Stored data
-----
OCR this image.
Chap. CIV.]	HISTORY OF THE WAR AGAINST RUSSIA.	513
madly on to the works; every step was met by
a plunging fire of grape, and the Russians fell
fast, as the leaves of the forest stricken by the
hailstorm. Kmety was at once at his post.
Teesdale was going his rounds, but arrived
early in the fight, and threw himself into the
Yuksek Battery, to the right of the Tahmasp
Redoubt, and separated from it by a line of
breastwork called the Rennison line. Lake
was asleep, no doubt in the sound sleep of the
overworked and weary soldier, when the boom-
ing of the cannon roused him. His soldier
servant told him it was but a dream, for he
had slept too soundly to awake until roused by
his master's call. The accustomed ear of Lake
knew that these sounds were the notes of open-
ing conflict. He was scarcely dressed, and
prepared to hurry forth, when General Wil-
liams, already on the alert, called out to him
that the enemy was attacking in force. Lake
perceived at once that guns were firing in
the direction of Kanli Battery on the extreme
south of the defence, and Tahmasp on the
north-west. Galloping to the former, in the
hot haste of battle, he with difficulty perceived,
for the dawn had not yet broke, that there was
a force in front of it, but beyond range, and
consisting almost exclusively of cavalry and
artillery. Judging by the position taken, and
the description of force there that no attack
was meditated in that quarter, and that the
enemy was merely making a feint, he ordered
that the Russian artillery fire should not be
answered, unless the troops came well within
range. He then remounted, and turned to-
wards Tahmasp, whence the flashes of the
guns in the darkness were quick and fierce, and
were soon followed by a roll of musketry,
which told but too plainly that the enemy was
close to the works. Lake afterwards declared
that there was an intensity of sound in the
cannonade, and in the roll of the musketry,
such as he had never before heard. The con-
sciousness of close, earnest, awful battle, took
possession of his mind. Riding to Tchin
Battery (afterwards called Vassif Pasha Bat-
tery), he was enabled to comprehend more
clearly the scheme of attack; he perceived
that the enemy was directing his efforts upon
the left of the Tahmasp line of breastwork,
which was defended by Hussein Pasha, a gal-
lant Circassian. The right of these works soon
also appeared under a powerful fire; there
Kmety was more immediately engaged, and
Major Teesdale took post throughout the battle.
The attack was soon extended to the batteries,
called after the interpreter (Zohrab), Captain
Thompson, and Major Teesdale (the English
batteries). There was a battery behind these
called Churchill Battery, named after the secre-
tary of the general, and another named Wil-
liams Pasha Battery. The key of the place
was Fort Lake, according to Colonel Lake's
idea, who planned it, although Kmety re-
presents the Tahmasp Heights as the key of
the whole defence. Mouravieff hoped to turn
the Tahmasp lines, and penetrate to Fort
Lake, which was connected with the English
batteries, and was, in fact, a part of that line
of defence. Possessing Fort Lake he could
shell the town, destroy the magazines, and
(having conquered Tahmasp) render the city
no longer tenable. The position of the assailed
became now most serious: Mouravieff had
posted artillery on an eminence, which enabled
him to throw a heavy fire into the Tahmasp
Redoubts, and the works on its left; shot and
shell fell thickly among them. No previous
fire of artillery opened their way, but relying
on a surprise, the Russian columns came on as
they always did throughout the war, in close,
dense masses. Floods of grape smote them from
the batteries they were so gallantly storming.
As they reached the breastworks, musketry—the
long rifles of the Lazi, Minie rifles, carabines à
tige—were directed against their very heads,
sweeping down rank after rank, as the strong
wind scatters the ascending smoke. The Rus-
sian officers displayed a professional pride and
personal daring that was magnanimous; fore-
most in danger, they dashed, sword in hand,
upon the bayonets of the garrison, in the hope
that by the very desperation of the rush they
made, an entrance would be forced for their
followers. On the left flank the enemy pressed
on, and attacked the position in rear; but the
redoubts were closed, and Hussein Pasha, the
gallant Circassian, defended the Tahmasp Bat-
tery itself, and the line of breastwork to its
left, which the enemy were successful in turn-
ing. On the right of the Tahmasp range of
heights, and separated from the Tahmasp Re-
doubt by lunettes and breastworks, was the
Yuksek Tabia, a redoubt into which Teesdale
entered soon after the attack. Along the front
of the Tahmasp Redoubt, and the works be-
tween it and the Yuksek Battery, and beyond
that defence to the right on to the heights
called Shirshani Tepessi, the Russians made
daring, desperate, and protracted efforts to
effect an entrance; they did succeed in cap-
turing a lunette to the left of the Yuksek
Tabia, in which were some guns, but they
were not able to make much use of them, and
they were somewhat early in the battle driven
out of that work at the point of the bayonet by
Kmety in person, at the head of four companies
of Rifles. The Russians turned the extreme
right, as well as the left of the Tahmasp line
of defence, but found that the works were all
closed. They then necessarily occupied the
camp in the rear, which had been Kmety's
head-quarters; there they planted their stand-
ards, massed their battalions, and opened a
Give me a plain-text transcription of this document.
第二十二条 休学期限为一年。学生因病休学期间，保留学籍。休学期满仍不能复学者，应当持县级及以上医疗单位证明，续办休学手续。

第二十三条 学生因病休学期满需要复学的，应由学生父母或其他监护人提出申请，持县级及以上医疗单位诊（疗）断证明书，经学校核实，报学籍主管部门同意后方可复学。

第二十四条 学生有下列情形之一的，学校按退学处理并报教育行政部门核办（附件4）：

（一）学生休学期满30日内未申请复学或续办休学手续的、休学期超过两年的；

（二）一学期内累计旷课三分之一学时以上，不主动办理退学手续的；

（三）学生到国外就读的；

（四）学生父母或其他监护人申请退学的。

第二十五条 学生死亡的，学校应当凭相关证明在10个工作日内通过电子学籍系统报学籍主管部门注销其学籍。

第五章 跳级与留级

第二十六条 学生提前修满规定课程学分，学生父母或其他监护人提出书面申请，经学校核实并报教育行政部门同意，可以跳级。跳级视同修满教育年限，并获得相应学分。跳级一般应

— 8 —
-----
Directive
From the entries above, extract every line where the word "made" appears.

Final result
made, an entrance would be forced for their
called Shirshani Tepessi, the Russians made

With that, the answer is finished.